→ **WHAT YOU WILL DO**
Print the data exactly, leaving nothing out.

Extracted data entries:
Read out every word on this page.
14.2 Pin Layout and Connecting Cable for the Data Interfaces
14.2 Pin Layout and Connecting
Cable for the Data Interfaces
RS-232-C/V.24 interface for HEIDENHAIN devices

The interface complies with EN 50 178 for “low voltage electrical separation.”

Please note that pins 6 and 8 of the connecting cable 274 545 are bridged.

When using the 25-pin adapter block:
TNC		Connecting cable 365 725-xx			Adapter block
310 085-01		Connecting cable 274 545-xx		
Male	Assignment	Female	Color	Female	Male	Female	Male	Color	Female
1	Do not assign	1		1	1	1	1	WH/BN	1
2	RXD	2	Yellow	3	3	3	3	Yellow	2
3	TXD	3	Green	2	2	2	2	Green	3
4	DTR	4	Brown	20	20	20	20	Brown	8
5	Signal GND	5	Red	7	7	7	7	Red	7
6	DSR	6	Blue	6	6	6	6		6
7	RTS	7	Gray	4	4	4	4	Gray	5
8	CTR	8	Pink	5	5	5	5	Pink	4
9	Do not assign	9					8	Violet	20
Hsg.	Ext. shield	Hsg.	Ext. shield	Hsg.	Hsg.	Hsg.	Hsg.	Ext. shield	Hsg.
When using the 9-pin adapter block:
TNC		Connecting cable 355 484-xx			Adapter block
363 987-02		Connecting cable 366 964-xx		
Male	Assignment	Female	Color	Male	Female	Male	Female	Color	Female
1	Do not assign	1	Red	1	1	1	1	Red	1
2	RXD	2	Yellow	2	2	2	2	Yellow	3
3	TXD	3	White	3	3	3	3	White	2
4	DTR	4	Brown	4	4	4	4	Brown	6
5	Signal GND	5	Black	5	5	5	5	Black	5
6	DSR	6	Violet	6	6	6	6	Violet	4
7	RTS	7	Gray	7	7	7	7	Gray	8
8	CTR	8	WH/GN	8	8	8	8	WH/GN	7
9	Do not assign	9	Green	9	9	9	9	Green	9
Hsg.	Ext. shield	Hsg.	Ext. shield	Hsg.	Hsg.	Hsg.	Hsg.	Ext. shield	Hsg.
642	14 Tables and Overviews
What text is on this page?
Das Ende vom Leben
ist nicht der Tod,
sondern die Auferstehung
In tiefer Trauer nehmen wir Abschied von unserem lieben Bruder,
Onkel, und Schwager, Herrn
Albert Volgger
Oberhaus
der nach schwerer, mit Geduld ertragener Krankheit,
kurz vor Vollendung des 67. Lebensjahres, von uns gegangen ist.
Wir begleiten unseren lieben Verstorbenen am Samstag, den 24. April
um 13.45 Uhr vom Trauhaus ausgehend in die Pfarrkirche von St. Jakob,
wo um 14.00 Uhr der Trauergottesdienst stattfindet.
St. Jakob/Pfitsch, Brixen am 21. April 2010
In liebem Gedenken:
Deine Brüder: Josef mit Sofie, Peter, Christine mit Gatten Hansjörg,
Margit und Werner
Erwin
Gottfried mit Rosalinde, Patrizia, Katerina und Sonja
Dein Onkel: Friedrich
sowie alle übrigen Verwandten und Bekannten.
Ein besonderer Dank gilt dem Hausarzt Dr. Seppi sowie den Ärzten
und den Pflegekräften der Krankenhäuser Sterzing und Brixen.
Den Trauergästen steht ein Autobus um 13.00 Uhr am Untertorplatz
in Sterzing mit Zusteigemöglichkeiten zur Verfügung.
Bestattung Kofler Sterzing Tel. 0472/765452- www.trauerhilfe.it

→ **SOLVED EXERCISE**
Read out every word on this page.
14.2 Pin Layout and Connecting Cable for the Data Interfaces
14.2 Pin Layout and Connecting
Cable for the Data Interfaces
RS-232-C/V.24 interface for HEIDENHAIN devices

The interface complies with EN 50 178 for “low voltage electrical separation.”

Please note that pins 6 and 8 of the connecting cable 274 545 are bridged.

When using the 25-pin adapter block:
TNC		Connecting cable 365 725-xx			Adapter block
310 085-01		Connecting cable 274 545-xx		
Male	Assignment	Female	Color	Female	Male	Female	Male	Color	Female
1	Do not assign	1		1	1	1	1	WH/BN	1
2	RXD	2	Yellow	3	3	3	3	Yellow	2
3	TXD	3	Green	2	2	2	2	Green	3
4	DTR	4	Brown	20	20	20	20	Brown	8
5	Signal GND	5	Red	7	7	7	7	Red	7
6	DSR	6	Blue	6	6	6	6		6
7	RTS	7	Gray	4	4	4	4	Gray	5
8	CTR	8	Pink	5	5	5	5	Pink	4
9	Do not assign	9					8	Violet	20
Hsg.	Ext. shield	Hsg.	Ext. shield	Hsg.	Hsg.	Hsg.	Hsg.	Ext. shield	Hsg.
When using the 9-pin adapter block:
TNC		Connecting cable 355 484-xx			Adapter block
363 987-02		Connecting cable 366 964-xx		
Male	Assignment	Female	Color	Male	Female	Male	Female	Color	Female
1	Do not assign	1	Red	1	1	1	1	Red	1
2	RXD	2	Yellow	2	2	2	2	Yellow	3
3	TXD	3	White	3	3	3	3	White	2
4	DTR	4	Brown	4	4	4	4	Brown	6
5	Signal GND	5	Black	5	5	5	5	Black	5
6	DSR	6	Violet	6	6	6	6	Violet	4
7	RTS	7	Gray	7	7	7	7	Gray	8
8	CTR	8	WH/GN	8	8	8	8	WH/GN	7
9	Do not assign	9	Green	9	9	9	9	Green	9
Hsg.	Ext. shield	Hsg.	Ext. shield	Hsg.	Hsg.	Hsg.	Hsg.	Ext. shield	Hsg.
642	14 Tables and Overviews
What text is on this page?
Das Ende vom Leben
ist nicht der Tod,
sondern die Auferstehung
In tiefer Trauer nehmen wir Abschied von unserem lieben Bruder,
Onkel, und Schwager, Herrn
Albert Volgger
Oberhaus
der nach schwerer, mit Geduld ertragener Krankheit,
kurz vor Vollendung des 67. Lebensjahres, von uns gegangen ist.
Wir begleiten unseren lieben Verstorbenen am Samstag, den 24. April
um 13.45 Uhr vom Trauhaus ausgehend in die Pfarrkirche von St. Jakob,
wo um 14.00 Uhr der Trauergottesdienst stattfindet.
St. Jakob/Pfitsch, Brixen am 21. April 2010
In liebem Gedenken:
Deine Brüder: Josef mit Sofie, Peter, Christine mit Gatten Hansjörg,
Margit und Werner
Erwin
Gottfried mit Rosalinde, Patrizia, Katerina und Sonja
Dein Onkel: Friedrich
sowie alle übrigen Verwandten und Bekannten.
Ein besonderer Dank gilt dem Hausarzt Dr. Seppi sowie den Ärzten
und den Pflegekräften der Krankenhäuser Sterzing und Brixen.
Den Trauergästen steht ein Autobus um 13.00 Uhr am Untertorplatz
in Sterzing mit Zusteigemöglichkeiten zur Verfügung.
Bestattung Kofler Sterzing Tel. 0472/765452- www.trauerhilfe.it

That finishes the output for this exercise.